**Listing**
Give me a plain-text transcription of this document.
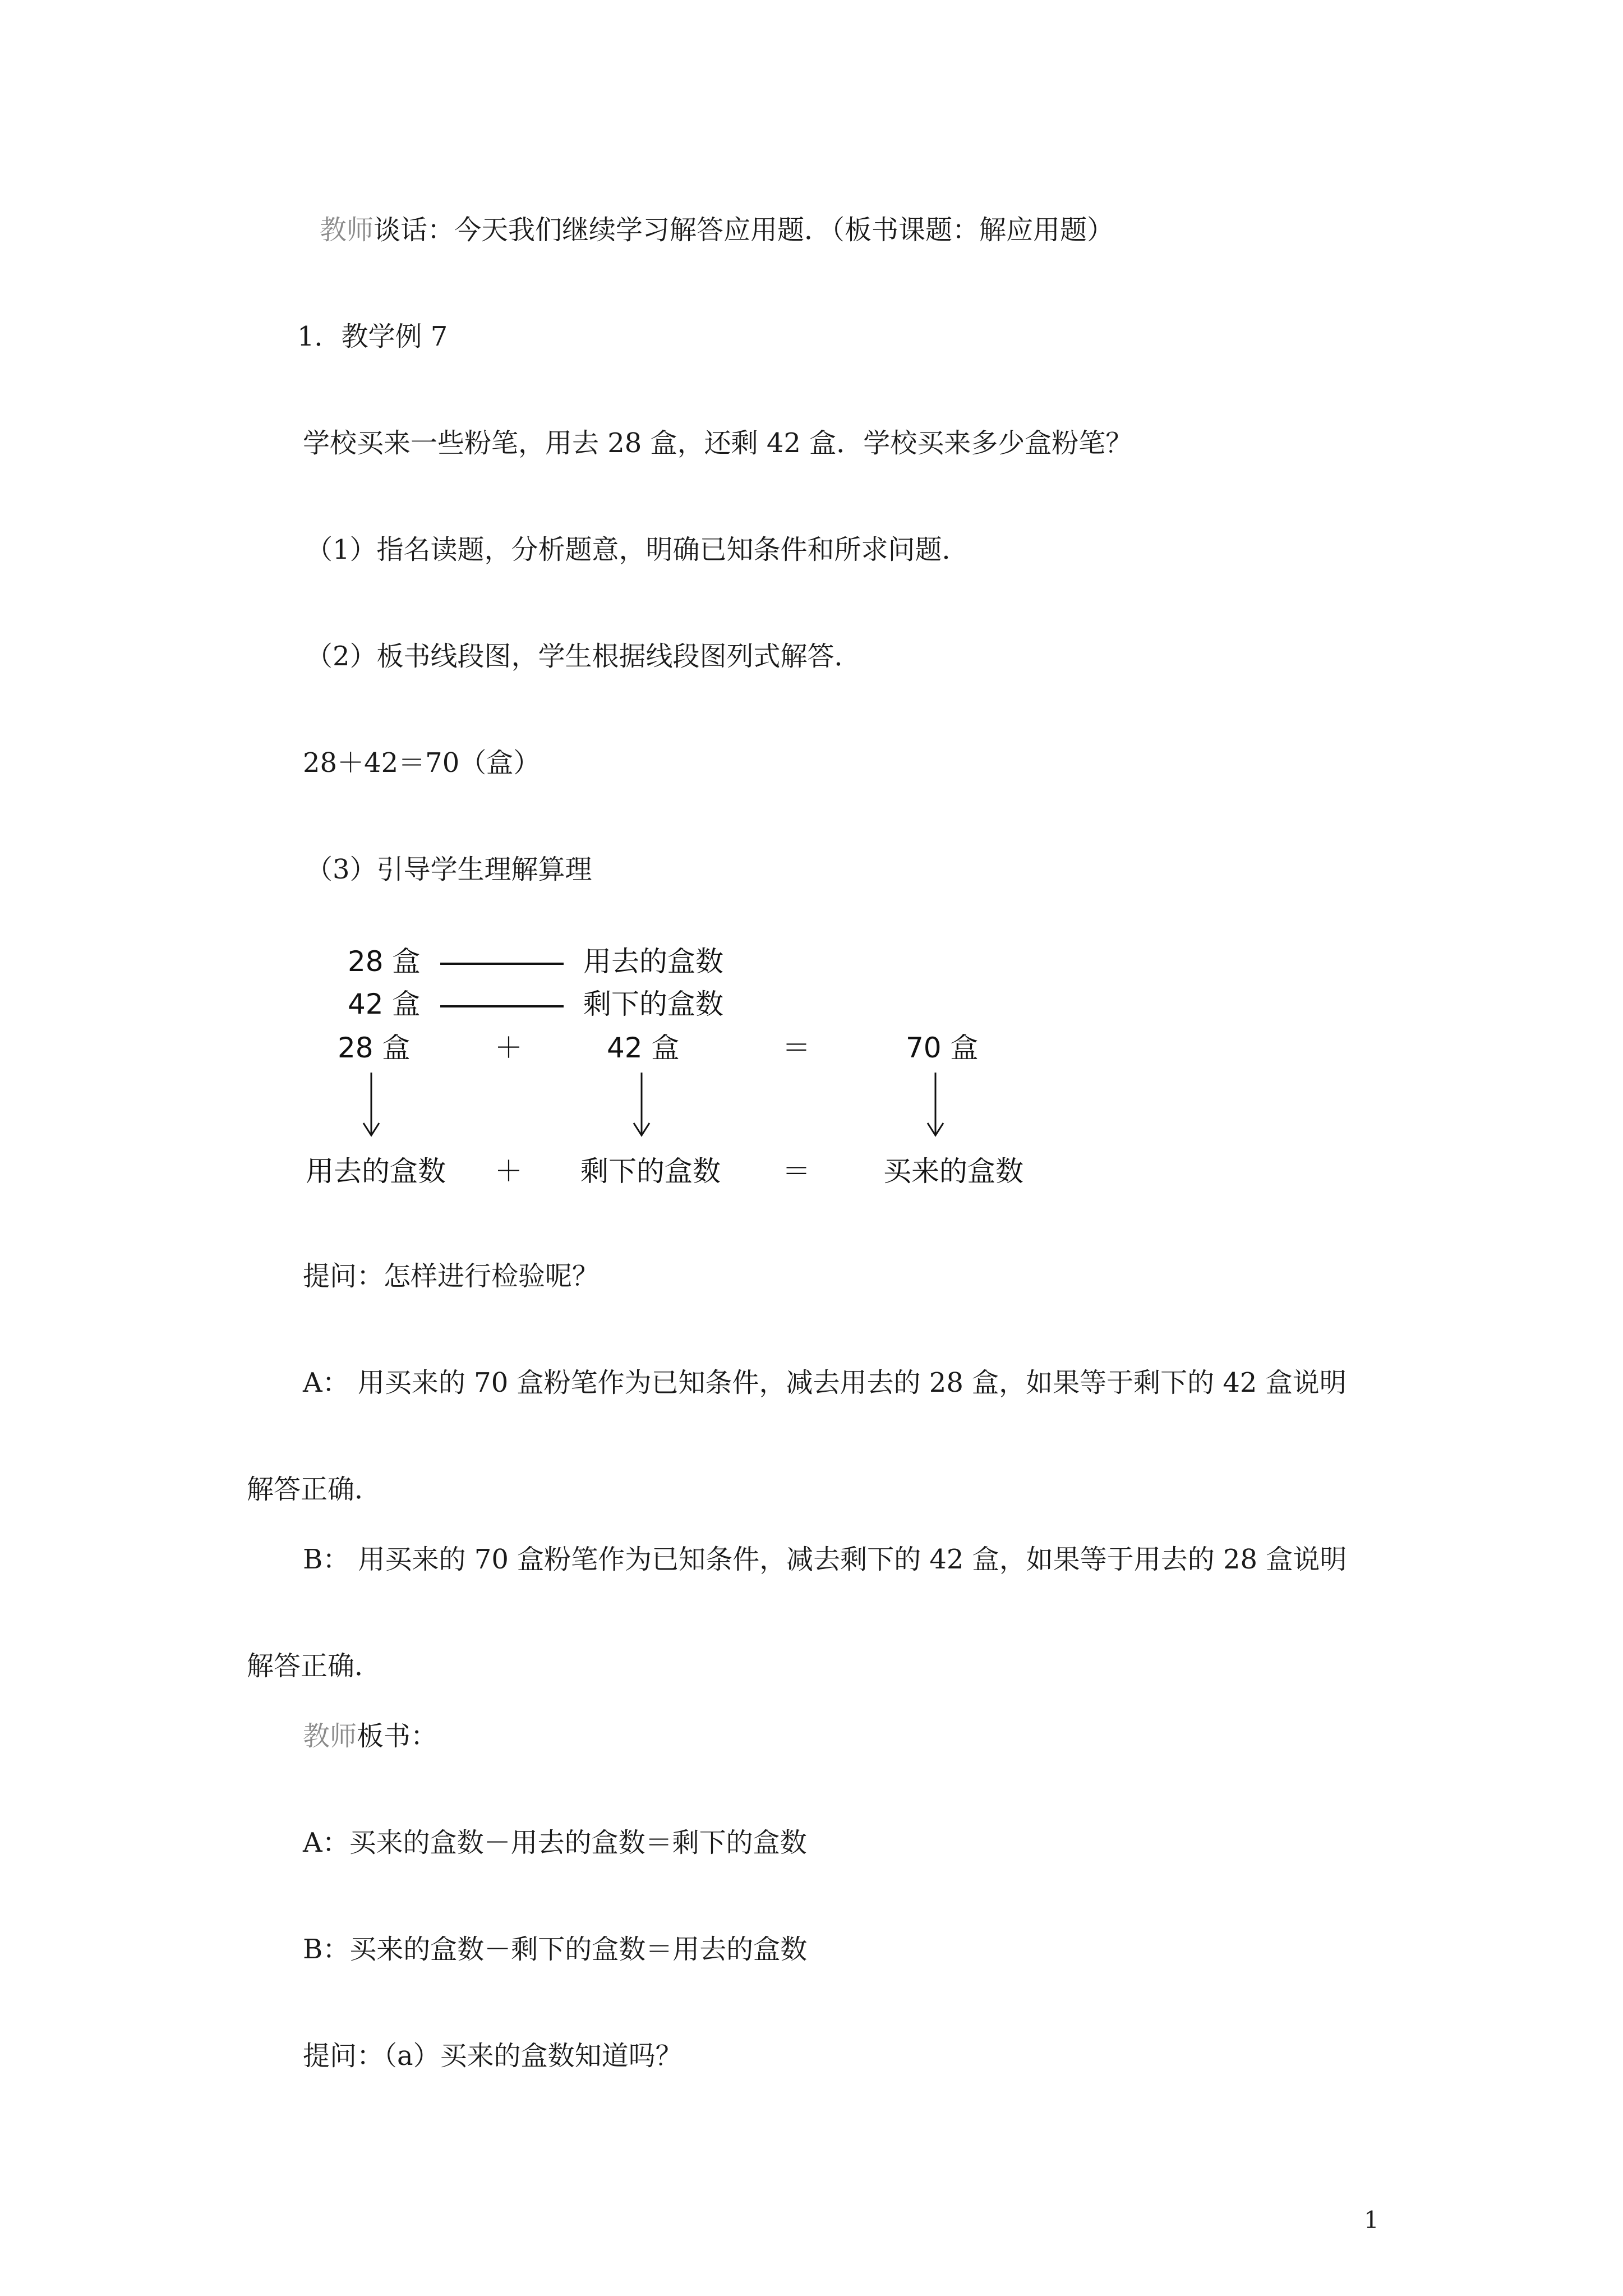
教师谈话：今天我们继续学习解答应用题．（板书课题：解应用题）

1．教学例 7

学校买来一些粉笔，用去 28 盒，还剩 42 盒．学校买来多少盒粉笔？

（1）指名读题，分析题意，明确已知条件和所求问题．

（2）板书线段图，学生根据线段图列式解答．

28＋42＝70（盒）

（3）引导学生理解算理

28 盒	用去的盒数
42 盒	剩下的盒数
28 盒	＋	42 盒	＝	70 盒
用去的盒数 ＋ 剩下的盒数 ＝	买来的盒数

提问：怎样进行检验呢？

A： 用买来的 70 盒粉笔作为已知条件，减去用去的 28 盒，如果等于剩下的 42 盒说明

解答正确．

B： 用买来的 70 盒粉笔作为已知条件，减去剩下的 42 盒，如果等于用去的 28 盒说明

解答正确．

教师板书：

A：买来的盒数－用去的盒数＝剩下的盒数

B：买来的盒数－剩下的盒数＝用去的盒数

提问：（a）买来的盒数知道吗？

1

**Job**
The records above are to be restated exactly, without their pictures.

**Expected output**
Give me a plain-text transcription of this document.
教师谈话：今天我们继续学习解答应用题．（板书课题：解应用题）

1．教学例 7

学校买来一些粉笔，用去 28 盒，还剩 42 盒．学校买来多少盒粉笔？

（1）指名读题，分析题意，明确已知条件和所求问题．

（2）板书线段图，学生根据线段图列式解答．

28＋42＝70（盒）

（3）引导学生理解算理

28 盒	用去的盒数
42 盒	剩下的盒数
28 盒	＋	42 盒	＝	70 盒
用去的盒数 ＋ 剩下的盒数 ＝	买来的盒数

提问：怎样进行检验呢？

A： 用买来的 70 盒粉笔作为已知条件，减去用去的 28 盒，如果等于剩下的 42 盒说明

解答正确．

B： 用买来的 70 盒粉笔作为已知条件，减去剩下的 42 盒，如果等于用去的 28 盒说明

解答正确．

教师板书：

A：买来的盒数－用去的盒数＝剩下的盒数

B：买来的盒数－剩下的盒数＝用去的盒数

提问：（a）买来的盒数知道吗？

1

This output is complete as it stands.